* **EXERCISE DIRECTIONS**:
Copy out every line of the records where the string "Brasil" occurs.

## Begin THE RECORDS

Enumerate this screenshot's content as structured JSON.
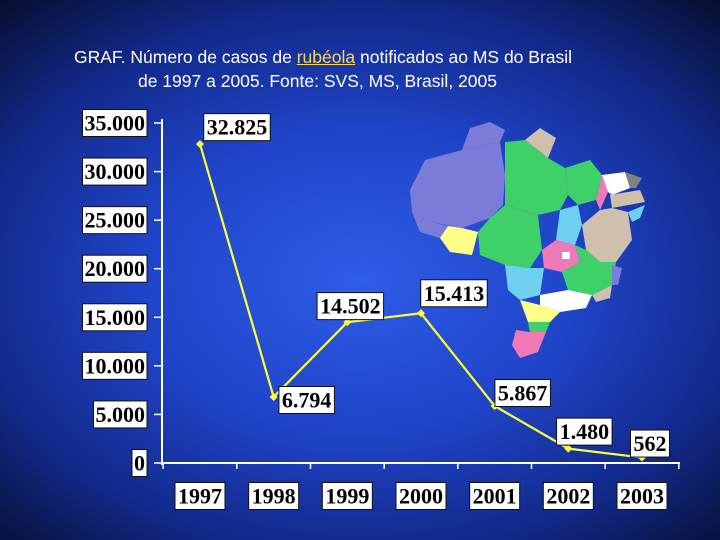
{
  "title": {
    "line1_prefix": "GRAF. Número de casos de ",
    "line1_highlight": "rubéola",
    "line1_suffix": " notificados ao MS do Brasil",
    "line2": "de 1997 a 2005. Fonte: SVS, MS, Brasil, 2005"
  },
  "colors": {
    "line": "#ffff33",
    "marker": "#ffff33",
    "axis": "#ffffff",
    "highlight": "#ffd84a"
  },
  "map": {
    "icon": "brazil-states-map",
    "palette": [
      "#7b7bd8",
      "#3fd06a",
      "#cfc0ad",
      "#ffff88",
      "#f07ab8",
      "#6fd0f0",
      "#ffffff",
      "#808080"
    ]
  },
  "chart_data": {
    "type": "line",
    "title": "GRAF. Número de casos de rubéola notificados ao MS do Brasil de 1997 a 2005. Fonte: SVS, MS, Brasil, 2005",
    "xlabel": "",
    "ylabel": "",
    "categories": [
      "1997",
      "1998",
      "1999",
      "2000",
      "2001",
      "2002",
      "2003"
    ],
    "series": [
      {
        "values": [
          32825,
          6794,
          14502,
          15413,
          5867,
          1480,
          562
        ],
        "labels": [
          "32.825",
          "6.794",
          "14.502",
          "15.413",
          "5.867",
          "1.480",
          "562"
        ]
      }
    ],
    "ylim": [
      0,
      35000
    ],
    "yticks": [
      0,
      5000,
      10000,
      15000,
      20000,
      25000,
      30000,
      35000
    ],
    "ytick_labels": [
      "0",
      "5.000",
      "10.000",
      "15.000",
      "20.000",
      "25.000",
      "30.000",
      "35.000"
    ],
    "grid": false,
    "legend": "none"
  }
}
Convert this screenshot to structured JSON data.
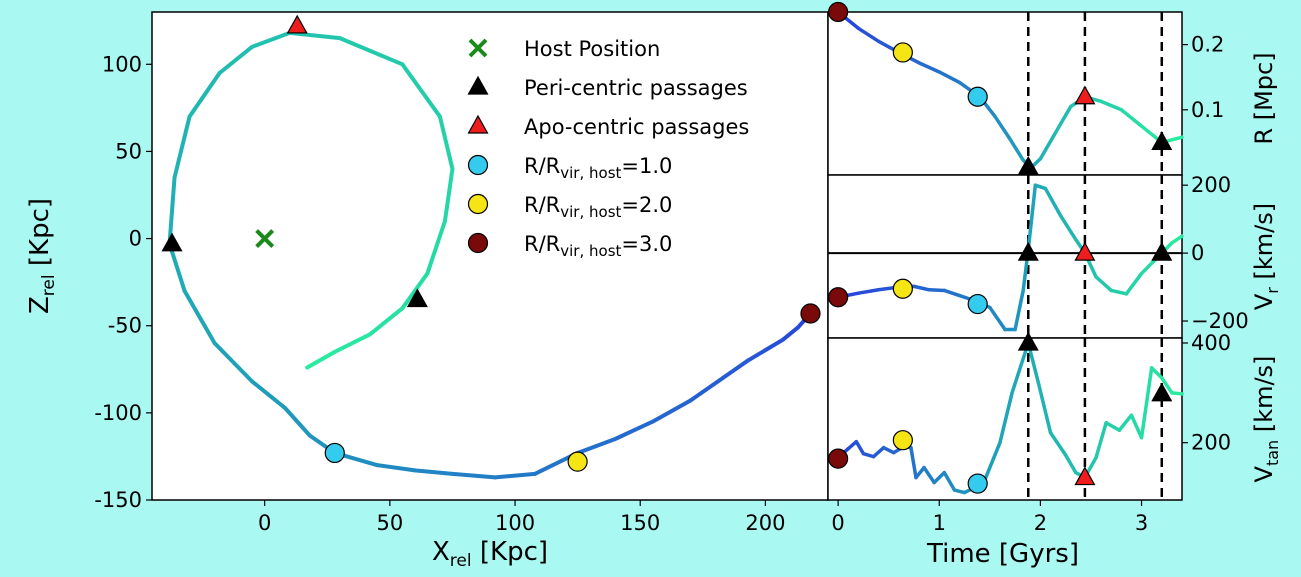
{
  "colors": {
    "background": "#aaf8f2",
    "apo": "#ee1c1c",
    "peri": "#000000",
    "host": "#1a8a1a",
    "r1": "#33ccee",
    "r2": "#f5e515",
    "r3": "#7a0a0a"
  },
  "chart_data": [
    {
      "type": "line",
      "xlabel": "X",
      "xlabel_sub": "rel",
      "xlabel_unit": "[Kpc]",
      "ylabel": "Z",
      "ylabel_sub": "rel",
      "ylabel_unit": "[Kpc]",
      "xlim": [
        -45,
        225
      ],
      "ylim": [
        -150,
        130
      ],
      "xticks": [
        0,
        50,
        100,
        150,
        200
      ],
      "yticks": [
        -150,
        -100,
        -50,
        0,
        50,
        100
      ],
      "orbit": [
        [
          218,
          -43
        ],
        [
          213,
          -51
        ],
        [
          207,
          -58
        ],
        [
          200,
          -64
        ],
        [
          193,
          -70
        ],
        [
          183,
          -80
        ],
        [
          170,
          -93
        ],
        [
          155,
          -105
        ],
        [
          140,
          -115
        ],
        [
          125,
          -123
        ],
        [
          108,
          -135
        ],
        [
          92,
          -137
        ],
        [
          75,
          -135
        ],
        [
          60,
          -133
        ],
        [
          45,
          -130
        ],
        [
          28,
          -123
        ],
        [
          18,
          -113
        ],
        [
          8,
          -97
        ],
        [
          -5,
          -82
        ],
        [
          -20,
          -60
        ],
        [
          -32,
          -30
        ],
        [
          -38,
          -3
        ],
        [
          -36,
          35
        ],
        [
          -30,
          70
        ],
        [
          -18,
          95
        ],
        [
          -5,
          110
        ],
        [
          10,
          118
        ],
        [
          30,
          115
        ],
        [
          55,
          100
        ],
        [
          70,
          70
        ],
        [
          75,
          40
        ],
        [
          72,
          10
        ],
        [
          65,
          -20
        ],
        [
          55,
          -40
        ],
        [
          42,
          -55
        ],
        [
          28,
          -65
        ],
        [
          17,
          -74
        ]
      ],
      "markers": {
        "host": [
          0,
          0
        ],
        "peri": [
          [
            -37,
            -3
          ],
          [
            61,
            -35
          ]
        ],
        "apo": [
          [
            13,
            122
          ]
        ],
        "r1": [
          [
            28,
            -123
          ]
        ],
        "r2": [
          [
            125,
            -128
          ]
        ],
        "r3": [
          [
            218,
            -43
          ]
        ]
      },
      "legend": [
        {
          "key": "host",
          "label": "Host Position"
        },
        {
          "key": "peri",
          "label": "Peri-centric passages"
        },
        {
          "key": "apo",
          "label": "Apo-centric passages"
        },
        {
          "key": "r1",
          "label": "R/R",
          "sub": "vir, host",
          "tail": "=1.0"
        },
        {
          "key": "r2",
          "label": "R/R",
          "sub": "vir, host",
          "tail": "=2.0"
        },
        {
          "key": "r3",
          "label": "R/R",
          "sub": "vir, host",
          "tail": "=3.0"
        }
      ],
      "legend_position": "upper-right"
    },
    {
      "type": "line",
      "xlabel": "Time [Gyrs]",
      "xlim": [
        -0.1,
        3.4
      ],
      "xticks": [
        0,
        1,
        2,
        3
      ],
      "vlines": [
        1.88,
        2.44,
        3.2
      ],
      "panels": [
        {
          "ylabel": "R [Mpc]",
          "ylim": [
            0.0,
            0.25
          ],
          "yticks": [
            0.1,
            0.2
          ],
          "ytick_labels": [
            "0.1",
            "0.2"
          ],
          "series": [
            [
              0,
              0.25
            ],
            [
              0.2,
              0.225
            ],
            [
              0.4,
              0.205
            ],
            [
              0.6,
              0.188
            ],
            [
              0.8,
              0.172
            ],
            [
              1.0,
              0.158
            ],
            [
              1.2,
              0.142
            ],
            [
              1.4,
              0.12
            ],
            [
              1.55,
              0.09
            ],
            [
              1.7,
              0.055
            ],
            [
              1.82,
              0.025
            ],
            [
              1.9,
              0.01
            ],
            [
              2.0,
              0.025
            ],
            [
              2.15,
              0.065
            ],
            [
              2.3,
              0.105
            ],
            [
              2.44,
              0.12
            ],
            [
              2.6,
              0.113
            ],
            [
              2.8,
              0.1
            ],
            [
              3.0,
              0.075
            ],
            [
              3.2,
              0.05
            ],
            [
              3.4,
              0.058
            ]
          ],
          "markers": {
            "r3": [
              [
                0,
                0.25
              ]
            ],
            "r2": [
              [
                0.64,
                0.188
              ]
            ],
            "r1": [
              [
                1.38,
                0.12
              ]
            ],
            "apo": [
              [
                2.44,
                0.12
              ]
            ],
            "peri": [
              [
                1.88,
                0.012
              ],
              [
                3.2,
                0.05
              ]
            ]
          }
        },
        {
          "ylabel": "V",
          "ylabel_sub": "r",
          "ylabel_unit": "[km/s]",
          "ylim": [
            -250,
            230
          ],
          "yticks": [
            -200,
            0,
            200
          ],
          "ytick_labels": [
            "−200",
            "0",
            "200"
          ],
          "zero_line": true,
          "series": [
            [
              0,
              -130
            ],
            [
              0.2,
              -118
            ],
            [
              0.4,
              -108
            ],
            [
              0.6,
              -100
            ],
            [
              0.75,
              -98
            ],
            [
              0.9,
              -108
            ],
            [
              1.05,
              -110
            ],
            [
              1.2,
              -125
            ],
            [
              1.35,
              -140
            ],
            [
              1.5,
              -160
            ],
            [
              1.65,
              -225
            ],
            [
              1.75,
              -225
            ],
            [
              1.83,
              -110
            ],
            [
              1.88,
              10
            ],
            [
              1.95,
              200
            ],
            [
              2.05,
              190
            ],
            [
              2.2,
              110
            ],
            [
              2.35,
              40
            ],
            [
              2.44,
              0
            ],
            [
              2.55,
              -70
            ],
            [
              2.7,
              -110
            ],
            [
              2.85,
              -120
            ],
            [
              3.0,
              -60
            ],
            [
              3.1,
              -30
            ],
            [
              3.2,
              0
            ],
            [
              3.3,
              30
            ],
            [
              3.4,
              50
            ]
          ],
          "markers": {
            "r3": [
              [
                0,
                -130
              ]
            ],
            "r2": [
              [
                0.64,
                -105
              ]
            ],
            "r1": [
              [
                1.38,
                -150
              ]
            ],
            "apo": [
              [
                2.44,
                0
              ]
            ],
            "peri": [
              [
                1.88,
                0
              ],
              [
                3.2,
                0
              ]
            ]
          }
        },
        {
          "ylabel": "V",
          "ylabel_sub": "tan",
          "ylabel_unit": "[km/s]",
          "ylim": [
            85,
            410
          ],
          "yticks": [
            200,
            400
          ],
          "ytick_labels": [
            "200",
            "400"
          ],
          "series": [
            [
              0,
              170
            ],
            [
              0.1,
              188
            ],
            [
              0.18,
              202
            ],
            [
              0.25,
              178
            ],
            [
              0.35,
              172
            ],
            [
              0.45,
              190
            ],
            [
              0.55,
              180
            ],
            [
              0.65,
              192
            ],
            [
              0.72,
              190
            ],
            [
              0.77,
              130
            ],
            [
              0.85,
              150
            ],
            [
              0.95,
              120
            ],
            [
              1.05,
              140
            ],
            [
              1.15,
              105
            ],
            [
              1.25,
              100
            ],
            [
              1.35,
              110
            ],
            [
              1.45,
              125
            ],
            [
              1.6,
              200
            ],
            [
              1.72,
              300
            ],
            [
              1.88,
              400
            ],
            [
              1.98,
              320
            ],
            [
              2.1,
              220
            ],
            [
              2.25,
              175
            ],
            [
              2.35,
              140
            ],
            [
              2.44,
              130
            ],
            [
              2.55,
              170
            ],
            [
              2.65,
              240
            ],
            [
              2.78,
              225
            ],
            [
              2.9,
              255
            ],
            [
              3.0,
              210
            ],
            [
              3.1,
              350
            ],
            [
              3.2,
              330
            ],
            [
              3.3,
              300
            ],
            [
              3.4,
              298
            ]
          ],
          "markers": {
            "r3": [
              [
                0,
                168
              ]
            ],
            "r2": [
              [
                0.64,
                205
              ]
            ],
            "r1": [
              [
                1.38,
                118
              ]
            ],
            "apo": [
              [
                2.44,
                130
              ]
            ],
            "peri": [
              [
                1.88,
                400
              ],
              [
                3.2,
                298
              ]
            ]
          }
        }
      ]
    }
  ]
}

## End THE RECORDS
## Begin THE RECORDS

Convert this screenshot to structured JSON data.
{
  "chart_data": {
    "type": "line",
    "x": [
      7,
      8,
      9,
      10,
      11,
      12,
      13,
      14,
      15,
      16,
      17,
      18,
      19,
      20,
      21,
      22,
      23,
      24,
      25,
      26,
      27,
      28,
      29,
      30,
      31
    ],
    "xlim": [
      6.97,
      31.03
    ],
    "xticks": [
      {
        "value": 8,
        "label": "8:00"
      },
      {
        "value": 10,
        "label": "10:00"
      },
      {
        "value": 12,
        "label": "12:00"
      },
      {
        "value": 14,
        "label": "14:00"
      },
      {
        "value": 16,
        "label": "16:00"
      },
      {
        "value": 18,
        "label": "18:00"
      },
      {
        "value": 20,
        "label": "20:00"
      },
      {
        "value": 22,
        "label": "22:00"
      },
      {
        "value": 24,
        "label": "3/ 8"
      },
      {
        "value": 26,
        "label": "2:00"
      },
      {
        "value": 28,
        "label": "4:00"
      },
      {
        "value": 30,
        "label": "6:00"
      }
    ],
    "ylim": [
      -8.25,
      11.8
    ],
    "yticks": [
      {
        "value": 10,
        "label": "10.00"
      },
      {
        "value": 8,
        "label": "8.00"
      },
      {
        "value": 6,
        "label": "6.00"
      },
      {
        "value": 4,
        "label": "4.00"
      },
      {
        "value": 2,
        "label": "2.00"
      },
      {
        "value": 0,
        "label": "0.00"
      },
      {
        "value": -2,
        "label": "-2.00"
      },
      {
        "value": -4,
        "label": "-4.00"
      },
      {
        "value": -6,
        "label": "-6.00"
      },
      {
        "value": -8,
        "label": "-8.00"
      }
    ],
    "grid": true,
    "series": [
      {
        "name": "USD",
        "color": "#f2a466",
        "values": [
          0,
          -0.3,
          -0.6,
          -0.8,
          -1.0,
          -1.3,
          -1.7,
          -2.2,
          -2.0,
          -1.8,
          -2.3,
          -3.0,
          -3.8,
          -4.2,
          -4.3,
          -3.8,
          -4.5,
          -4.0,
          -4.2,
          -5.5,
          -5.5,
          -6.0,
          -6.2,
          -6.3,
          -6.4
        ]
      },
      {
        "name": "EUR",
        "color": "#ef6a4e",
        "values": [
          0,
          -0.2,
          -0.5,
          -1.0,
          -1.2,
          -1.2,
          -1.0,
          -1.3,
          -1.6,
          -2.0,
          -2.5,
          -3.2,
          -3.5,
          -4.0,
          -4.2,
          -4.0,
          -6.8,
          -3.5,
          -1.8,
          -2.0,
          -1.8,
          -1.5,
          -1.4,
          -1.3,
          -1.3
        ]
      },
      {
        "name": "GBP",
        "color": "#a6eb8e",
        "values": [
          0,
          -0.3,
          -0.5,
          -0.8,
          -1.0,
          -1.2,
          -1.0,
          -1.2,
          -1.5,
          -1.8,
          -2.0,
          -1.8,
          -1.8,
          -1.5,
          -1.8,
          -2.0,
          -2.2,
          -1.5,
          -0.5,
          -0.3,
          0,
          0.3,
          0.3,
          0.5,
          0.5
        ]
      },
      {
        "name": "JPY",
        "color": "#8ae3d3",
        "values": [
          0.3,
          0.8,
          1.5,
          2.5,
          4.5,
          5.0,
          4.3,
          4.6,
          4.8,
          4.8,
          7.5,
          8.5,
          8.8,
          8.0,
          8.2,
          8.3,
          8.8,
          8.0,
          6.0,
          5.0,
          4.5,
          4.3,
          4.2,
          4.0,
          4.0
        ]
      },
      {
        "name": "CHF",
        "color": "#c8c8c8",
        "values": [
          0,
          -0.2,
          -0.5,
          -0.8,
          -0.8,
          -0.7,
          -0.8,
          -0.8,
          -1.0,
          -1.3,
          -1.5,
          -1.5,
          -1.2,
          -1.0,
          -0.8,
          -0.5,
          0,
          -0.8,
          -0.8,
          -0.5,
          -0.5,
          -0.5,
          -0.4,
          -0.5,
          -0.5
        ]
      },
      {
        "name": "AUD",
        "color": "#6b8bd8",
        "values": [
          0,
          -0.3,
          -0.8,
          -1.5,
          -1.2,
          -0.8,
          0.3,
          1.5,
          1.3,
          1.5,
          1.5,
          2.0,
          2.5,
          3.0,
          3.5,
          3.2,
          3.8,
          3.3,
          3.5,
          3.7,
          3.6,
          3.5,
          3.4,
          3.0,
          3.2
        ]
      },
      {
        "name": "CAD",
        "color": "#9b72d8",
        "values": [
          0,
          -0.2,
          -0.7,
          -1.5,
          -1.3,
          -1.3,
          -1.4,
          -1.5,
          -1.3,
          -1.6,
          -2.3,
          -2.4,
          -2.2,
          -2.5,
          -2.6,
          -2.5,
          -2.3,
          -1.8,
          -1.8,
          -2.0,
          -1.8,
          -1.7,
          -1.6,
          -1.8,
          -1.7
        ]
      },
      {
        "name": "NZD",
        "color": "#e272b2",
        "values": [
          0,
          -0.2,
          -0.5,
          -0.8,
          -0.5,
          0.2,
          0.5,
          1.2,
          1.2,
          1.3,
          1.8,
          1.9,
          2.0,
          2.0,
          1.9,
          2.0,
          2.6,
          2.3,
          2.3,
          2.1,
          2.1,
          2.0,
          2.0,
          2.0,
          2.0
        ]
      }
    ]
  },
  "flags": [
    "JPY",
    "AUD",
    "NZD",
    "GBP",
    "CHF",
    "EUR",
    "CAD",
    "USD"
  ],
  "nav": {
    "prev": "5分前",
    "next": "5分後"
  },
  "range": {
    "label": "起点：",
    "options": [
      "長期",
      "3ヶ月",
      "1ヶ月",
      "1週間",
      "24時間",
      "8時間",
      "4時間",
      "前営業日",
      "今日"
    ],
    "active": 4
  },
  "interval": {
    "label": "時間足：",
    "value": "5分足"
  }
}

## End THE RECORDS
## Begin THE RECORDS

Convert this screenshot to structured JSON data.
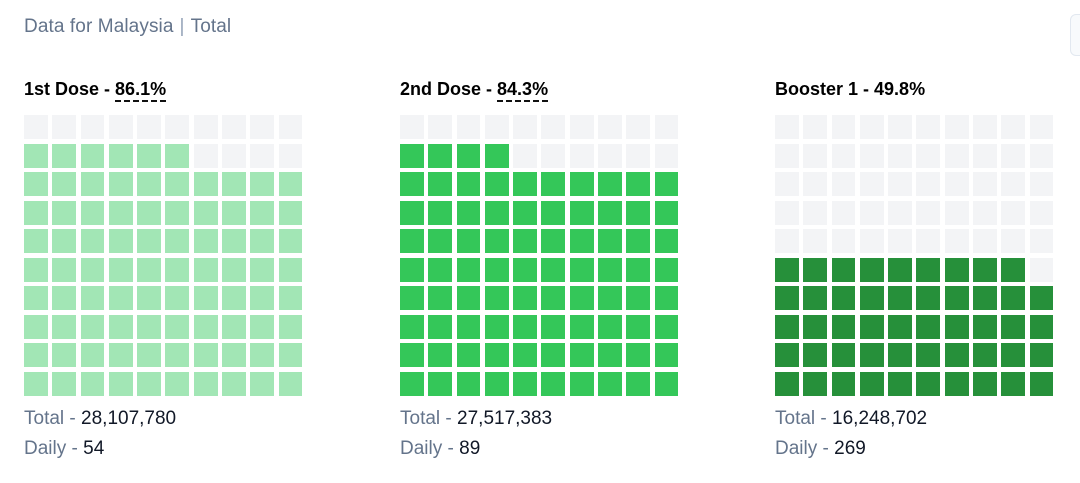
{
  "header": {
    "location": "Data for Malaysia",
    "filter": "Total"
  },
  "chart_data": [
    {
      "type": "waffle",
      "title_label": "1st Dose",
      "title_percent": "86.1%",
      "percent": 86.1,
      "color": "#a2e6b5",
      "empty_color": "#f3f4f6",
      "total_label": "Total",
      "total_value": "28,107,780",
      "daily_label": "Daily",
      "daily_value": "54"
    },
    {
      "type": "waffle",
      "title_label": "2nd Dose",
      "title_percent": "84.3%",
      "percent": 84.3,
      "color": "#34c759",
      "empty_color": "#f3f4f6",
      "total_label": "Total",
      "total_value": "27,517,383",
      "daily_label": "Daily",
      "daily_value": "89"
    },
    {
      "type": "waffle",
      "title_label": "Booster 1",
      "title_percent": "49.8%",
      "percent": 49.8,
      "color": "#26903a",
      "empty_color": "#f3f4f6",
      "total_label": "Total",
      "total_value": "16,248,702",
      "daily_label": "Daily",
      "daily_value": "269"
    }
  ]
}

## End THE RECORDS

* **REPLY**:
    "line1_suffix": " notificados ao MS do Brasil",
    "line2": "de 1997 a 2005. Fonte: SVS, MS, Brasil, 2005"
    "title": "GRAF. Número de casos de rubéola notificados ao MS do Brasil de 1997 a 2005. Fonte: SVS, MS, Brasil, 2005",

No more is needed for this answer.